REQUIRED WORK: Extract all lines in the data that contain the word "Oranı".

INPUT:
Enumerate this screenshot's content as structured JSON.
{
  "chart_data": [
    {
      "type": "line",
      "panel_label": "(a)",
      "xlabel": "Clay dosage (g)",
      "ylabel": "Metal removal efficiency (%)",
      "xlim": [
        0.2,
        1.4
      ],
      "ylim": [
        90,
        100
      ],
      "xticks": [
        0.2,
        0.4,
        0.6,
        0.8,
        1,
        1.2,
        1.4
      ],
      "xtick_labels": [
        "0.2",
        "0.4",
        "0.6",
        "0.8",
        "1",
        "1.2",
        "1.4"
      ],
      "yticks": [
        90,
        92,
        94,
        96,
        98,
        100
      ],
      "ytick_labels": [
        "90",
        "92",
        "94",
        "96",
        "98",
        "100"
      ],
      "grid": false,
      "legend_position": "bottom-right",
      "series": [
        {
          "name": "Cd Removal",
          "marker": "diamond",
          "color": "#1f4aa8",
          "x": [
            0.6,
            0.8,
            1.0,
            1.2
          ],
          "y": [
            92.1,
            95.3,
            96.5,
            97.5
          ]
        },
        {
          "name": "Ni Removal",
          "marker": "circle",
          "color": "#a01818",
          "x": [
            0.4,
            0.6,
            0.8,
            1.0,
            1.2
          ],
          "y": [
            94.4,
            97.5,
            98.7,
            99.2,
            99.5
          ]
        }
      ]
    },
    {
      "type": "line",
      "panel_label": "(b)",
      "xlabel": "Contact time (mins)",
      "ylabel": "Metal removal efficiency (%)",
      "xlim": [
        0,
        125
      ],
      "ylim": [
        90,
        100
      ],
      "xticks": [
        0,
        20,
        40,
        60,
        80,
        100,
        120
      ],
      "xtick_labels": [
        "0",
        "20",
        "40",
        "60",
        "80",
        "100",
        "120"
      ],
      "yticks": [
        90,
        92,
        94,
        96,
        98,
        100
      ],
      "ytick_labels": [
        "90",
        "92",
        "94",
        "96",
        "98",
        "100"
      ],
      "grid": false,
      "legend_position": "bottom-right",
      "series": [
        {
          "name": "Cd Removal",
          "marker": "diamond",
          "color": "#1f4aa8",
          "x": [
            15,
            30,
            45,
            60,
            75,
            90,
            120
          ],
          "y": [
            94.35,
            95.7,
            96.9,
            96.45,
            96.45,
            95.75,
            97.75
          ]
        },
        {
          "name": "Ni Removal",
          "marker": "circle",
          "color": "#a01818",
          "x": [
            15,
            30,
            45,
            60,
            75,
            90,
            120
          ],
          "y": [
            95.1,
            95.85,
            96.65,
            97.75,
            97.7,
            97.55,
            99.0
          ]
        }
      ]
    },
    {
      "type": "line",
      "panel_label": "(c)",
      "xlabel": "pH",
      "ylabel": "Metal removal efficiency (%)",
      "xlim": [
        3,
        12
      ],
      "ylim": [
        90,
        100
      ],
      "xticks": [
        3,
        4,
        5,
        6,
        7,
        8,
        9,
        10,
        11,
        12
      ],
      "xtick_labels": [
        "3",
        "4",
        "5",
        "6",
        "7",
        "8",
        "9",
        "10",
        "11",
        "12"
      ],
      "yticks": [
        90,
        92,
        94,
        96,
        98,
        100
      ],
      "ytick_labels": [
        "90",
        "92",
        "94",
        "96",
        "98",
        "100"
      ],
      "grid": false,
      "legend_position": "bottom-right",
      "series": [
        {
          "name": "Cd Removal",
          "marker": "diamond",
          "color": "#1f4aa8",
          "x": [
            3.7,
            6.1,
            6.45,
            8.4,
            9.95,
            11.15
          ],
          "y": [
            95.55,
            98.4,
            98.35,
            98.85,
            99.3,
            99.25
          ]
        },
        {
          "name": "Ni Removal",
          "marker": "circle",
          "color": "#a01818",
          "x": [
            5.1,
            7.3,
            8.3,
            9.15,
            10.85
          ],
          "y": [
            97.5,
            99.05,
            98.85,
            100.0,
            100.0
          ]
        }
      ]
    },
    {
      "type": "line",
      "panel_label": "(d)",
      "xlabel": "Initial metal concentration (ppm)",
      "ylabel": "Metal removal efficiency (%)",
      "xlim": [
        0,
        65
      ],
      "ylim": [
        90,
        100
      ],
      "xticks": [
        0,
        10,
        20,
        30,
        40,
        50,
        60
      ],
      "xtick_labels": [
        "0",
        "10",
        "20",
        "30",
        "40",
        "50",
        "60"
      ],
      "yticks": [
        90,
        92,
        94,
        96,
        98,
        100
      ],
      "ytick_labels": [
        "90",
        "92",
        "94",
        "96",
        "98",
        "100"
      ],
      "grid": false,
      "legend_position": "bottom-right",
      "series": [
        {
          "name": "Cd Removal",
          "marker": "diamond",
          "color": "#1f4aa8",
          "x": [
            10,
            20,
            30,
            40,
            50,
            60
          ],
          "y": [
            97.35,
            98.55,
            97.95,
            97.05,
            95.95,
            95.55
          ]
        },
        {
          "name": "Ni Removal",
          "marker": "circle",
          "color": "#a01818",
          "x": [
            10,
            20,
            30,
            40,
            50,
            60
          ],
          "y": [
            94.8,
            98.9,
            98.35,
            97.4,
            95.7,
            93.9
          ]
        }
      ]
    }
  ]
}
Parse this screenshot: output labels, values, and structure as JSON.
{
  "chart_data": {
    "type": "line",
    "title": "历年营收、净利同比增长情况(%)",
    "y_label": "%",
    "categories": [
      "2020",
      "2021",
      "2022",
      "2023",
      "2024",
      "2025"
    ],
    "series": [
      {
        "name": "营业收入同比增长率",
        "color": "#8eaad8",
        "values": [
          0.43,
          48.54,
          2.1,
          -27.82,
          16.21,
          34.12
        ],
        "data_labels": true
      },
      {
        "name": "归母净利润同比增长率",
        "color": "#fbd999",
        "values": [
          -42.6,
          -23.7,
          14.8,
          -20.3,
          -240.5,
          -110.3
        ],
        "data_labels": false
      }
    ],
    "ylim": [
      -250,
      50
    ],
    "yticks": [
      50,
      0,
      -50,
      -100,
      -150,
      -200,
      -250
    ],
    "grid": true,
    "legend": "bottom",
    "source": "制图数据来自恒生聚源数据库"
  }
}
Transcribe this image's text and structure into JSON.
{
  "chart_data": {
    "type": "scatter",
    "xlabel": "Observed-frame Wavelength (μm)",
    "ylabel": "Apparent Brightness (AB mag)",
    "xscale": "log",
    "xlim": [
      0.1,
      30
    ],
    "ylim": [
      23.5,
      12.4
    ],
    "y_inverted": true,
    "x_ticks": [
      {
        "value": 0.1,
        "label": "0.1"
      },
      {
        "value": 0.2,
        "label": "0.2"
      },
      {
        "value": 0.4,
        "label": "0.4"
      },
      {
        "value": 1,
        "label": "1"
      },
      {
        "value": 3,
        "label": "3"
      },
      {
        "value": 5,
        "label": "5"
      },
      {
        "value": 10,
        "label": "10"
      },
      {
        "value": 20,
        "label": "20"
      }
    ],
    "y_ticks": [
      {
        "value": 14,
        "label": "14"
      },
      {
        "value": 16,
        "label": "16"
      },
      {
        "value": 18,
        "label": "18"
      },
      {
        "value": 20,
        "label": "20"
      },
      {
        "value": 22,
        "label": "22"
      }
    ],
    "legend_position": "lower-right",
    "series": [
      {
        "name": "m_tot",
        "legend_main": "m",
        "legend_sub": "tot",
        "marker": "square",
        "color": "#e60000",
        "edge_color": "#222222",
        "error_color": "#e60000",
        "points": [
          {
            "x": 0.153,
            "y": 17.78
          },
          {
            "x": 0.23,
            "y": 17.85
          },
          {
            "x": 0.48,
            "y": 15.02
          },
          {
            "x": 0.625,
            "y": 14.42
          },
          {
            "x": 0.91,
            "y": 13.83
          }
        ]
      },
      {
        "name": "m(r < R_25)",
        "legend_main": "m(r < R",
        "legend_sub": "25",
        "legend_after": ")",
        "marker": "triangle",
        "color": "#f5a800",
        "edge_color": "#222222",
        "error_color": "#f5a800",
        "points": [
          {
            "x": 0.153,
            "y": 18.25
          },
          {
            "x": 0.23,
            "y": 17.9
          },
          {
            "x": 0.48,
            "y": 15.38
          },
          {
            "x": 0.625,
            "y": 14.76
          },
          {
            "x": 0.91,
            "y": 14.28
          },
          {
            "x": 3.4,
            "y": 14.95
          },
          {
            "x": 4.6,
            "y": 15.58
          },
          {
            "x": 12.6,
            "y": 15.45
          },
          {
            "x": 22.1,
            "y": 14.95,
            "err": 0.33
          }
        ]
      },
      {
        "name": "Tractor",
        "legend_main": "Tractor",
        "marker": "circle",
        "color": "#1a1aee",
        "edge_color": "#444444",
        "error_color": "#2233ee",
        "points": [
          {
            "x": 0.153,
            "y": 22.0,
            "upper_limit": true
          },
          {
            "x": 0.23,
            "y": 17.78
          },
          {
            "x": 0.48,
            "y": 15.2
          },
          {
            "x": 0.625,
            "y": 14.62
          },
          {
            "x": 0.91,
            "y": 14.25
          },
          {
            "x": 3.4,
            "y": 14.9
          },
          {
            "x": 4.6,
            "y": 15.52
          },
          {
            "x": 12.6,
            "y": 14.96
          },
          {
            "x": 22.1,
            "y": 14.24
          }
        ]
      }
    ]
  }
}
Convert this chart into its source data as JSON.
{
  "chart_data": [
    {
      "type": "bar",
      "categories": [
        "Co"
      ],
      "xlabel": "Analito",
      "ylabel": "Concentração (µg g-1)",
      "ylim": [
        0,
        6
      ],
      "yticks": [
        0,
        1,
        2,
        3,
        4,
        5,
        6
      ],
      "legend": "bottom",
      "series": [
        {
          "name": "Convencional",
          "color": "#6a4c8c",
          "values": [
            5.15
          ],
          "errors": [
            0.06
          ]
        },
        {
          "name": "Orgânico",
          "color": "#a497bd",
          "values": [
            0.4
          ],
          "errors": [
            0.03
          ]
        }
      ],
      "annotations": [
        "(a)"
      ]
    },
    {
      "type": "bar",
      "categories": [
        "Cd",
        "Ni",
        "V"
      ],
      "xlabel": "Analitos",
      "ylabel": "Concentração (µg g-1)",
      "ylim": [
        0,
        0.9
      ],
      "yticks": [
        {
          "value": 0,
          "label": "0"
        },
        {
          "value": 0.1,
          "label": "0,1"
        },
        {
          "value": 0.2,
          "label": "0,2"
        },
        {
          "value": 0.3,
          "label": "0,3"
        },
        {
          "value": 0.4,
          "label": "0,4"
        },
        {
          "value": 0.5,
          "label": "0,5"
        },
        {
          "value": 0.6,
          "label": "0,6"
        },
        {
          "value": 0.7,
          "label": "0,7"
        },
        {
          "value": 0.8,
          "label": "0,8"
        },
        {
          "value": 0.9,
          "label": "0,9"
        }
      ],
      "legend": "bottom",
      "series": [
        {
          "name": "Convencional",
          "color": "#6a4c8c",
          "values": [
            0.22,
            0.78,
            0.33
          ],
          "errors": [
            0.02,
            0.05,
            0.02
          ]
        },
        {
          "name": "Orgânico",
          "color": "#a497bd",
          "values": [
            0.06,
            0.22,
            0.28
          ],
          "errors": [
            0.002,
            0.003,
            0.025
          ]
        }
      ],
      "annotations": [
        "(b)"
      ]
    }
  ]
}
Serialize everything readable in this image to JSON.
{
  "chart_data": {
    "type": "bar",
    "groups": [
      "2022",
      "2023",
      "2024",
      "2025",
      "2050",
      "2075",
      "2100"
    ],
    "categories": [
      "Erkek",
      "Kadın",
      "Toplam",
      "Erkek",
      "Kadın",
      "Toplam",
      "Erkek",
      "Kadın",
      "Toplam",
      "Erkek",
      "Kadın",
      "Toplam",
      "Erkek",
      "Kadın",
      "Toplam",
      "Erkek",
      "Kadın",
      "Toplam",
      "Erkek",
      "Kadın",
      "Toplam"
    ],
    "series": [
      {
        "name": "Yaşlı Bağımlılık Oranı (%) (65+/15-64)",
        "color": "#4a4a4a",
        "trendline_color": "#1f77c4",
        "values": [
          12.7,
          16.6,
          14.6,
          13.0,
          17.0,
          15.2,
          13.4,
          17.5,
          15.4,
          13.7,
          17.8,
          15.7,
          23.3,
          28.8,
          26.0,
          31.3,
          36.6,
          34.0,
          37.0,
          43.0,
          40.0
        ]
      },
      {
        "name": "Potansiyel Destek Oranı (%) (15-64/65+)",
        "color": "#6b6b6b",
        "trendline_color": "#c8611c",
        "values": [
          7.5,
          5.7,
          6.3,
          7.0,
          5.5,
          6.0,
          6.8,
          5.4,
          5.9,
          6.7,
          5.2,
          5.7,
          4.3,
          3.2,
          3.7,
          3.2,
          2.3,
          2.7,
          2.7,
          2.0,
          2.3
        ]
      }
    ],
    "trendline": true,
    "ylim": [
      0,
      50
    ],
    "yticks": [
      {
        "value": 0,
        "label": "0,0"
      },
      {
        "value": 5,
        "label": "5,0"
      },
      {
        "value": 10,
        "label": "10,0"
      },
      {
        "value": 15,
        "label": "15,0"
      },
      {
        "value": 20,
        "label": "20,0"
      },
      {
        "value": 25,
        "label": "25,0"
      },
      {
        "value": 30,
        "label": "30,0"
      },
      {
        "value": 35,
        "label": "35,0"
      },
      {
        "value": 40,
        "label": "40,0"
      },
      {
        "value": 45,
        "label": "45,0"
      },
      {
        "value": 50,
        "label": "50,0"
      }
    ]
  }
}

WORKED SOLUTION:
        "name": "Yaşlı Bağımlılık Oranı (%) (65+/15-64)",
        "name": "Potansiyel Destek Oranı (%) (15-64/65+)",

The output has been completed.